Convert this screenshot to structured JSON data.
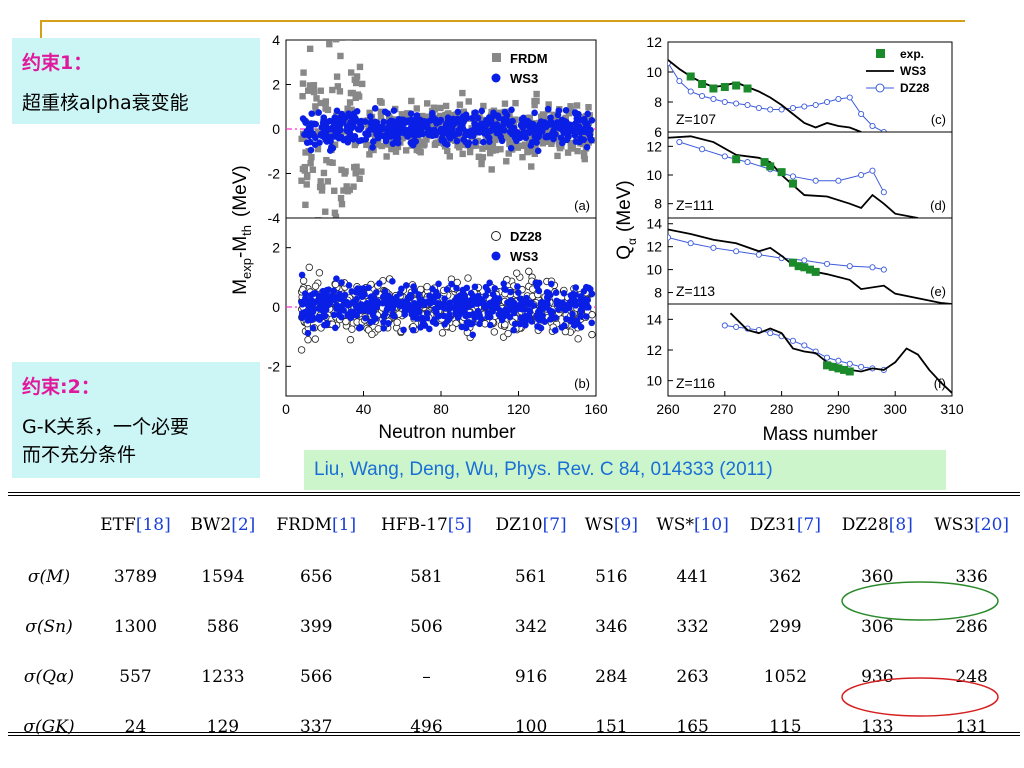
{
  "constraint1": {
    "heading": "约束1：",
    "text": "超重核alpha衰变能"
  },
  "constraint2": {
    "heading": "约束:2：",
    "text_lines": [
      "G-K关系，一个必要",
      "而不充分条件"
    ]
  },
  "citation": "Liu, Wang, Deng, Wu, Phys. Rev. C 84, 014333 (2011)",
  "colors": {
    "frdm": "#888888",
    "ws3": "#0a1fe6",
    "exp": "#1a8a2a",
    "dz28": "#3b5bdb",
    "zero_line": "#ff33cc",
    "green_ellipse": "#2a8a2a",
    "red_ellipse": "#d62020"
  },
  "chart_data": [
    {
      "id": "panel-a",
      "type": "scatter",
      "label": "(a)",
      "xlim": [
        0,
        160
      ],
      "ylim": [
        -4,
        4
      ],
      "yticks": [
        "-4",
        "-2",
        "0",
        "2",
        "4"
      ],
      "legend": [
        "FRDM",
        "WS3"
      ],
      "series": [
        {
          "name": "FRDM",
          "marker": "square",
          "spread": 1.1
        },
        {
          "name": "WS3",
          "marker": "circle",
          "spread": 0.45
        }
      ]
    },
    {
      "id": "panel-b",
      "type": "scatter",
      "label": "(b)",
      "xlim": [
        0,
        160
      ],
      "ylim": [
        -3,
        3
      ],
      "yticks": [
        "-2",
        "0",
        "2"
      ],
      "xticks": [
        "0",
        "40",
        "80",
        "120",
        "160"
      ],
      "legend": [
        "DZ28",
        "WS3"
      ],
      "series": [
        {
          "name": "DZ28",
          "marker": "open-circle",
          "spread": 0.55
        },
        {
          "name": "WS3",
          "marker": "circle",
          "spread": 0.45
        }
      ]
    },
    {
      "id": "panel-c",
      "type": "line",
      "label": "(c)",
      "zlabel": "Z=107",
      "xlim": [
        260,
        310
      ],
      "ylim": [
        6,
        12
      ],
      "yticks": [
        "6",
        "8",
        "10",
        "12"
      ],
      "legend": [
        "exp.",
        "WS3",
        "DZ28"
      ],
      "exp": {
        "x": [
          264,
          266,
          268,
          270,
          272,
          274
        ],
        "y": [
          9.7,
          9.2,
          8.9,
          9.0,
          9.1,
          8.9
        ]
      },
      "ws3": {
        "x": [
          260,
          262,
          264,
          266,
          268,
          270,
          272,
          274,
          276,
          278,
          280,
          282,
          284,
          286,
          288,
          290,
          292,
          294
        ],
        "y": [
          10.8,
          10.2,
          9.7,
          9.3,
          9.0,
          9.1,
          9.3,
          9.0,
          8.7,
          8.3,
          7.8,
          7.2,
          6.6,
          6.3,
          6.6,
          6.4,
          6.3,
          6.0
        ]
      },
      "dz28": {
        "x": [
          260,
          262,
          264,
          266,
          268,
          270,
          272,
          274,
          276,
          278,
          280,
          282,
          284,
          286,
          288,
          290,
          292,
          294,
          296,
          298
        ],
        "y": [
          10.6,
          9.4,
          8.7,
          8.4,
          8.2,
          8.0,
          7.9,
          7.8,
          7.6,
          7.5,
          7.5,
          7.6,
          7.7,
          7.8,
          8.0,
          8.2,
          8.3,
          7.2,
          6.4,
          6.0
        ]
      }
    },
    {
      "id": "panel-d",
      "type": "line",
      "label": "(d)",
      "zlabel": "Z=111",
      "xlim": [
        260,
        310
      ],
      "ylim": [
        7,
        13
      ],
      "yticks": [
        "8",
        "10",
        "12"
      ],
      "exp": {
        "x": [
          272,
          277,
          278,
          280,
          282
        ],
        "y": [
          11.1,
          10.9,
          10.6,
          10.2,
          9.4
        ]
      },
      "ws3": {
        "x": [
          260,
          264,
          268,
          272,
          276,
          278,
          280,
          282,
          284,
          288,
          292,
          294,
          296,
          298,
          300,
          304
        ],
        "y": [
          12.6,
          12.7,
          12.3,
          11.4,
          11.2,
          10.9,
          10.0,
          9.3,
          8.6,
          8.5,
          8.0,
          7.7,
          8.6,
          8.0,
          7.3,
          7.0
        ]
      },
      "dz28": {
        "x": [
          262,
          266,
          270,
          274,
          278,
          282,
          286,
          290,
          294,
          296,
          298
        ],
        "y": [
          12.3,
          11.8,
          11.3,
          10.9,
          10.4,
          9.9,
          9.6,
          9.6,
          10.0,
          10.3,
          8.8
        ]
      }
    },
    {
      "id": "panel-e",
      "type": "line",
      "label": "(e)",
      "zlabel": "Z=113",
      "xlim": [
        260,
        310
      ],
      "ylim": [
        7,
        14.5
      ],
      "yticks": [
        "8",
        "10",
        "12",
        "14"
      ],
      "exp": {
        "x": [
          282,
          283,
          284,
          285,
          286
        ],
        "y": [
          10.6,
          10.3,
          10.2,
          10.0,
          9.8
        ]
      },
      "ws3": {
        "x": [
          260,
          264,
          268,
          272,
          276,
          278,
          280,
          282,
          284,
          288,
          292,
          294,
          298,
          300,
          304,
          308,
          310
        ],
        "y": [
          13.5,
          13.1,
          12.6,
          12.3,
          11.6,
          11.9,
          11.2,
          10.4,
          10.0,
          9.6,
          9.1,
          8.3,
          8.6,
          7.9,
          7.5,
          7.1,
          7.0
        ]
      },
      "dz28": {
        "x": [
          260,
          264,
          268,
          272,
          276,
          280,
          284,
          288,
          292,
          296,
          298
        ],
        "y": [
          12.8,
          12.3,
          11.9,
          11.6,
          11.3,
          11.0,
          10.8,
          10.5,
          10.3,
          10.2,
          10.0
        ]
      }
    },
    {
      "id": "panel-f",
      "type": "line",
      "label": "(f)",
      "zlabel": "Z=116",
      "xlim": [
        260,
        310
      ],
      "ylim": [
        9,
        15
      ],
      "yticks": [
        "10",
        "12",
        "14"
      ],
      "xticks": [
        "260",
        "270",
        "280",
        "290",
        "300",
        "310"
      ],
      "exp": {
        "x": [
          288,
          289,
          290,
          291,
          292
        ],
        "y": [
          11.0,
          10.9,
          10.8,
          10.7,
          10.6
        ]
      },
      "ws3": {
        "x": [
          271,
          274,
          276,
          278,
          280,
          282,
          284,
          286,
          288,
          290,
          292,
          294,
          296,
          298,
          300,
          302,
          304,
          306,
          308,
          310
        ],
        "y": [
          14.4,
          13.3,
          13.1,
          13.4,
          13.1,
          12.1,
          11.9,
          11.8,
          11.2,
          11.0,
          10.7,
          10.6,
          10.8,
          10.7,
          11.2,
          12.1,
          11.7,
          10.7,
          9.9,
          9.2
        ]
      },
      "dz28": {
        "x": [
          270,
          272,
          274,
          276,
          278,
          280,
          282,
          284,
          286,
          288,
          290,
          292,
          294,
          296,
          298
        ],
        "y": [
          13.6,
          13.5,
          13.4,
          13.3,
          13.1,
          12.9,
          12.6,
          12.3,
          11.9,
          11.5,
          11.3,
          11.1,
          10.9,
          10.8,
          10.7
        ]
      }
    }
  ],
  "axis_labels": {
    "left_y": "M_exp-M_th (MeV)",
    "left_y_parts": {
      "m1": "M",
      "sub1": "exp",
      "dash": "-M",
      "sub2": "th",
      "unit": "(MeV)"
    },
    "left_x": "Neutron number",
    "right_y_parts": {
      "q": "Q",
      "sub": "α",
      "unit": "(MeV)"
    },
    "right_x": "Mass number"
  },
  "table": {
    "columns": [
      {
        "name": "ETF",
        "ref": "[18]"
      },
      {
        "name": "BW2",
        "ref": "[2]"
      },
      {
        "name": "FRDM",
        "ref": "[1]"
      },
      {
        "name": "HFB-17",
        "ref": "[5]"
      },
      {
        "name": "DZ10",
        "ref": "[7]"
      },
      {
        "name": "WS",
        "ref": "[9]"
      },
      {
        "name": "WS*",
        "ref": "[10]"
      },
      {
        "name": "DZ31",
        "ref": "[7]"
      },
      {
        "name": "DZ28",
        "ref": "[8]"
      },
      {
        "name": "WS3",
        "ref": "[20]"
      }
    ],
    "rows": [
      {
        "label": "σ(M)",
        "values": [
          "3789",
          "1594",
          "656",
          "581",
          "561",
          "516",
          "441",
          "362",
          "360",
          "336"
        ]
      },
      {
        "label": "σ(Sn)",
        "values": [
          "1300",
          "586",
          "399",
          "506",
          "342",
          "346",
          "332",
          "299",
          "306",
          "286"
        ]
      },
      {
        "label": "σ(Qα)",
        "values": [
          "557",
          "1233",
          "566",
          "–",
          "916",
          "284",
          "263",
          "1052",
          "936",
          "248"
        ]
      },
      {
        "label": "σ(GK)",
        "values": [
          "24",
          "129",
          "337",
          "496",
          "100",
          "151",
          "165",
          "115",
          "133",
          "131"
        ]
      }
    ]
  }
}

========================================

— Short problem —
Go through the listing above and locate each line that holds the word "number". Copy those lines.

— Task response —
    "left_x": "Neutron number",
    "right_x": "Mass number"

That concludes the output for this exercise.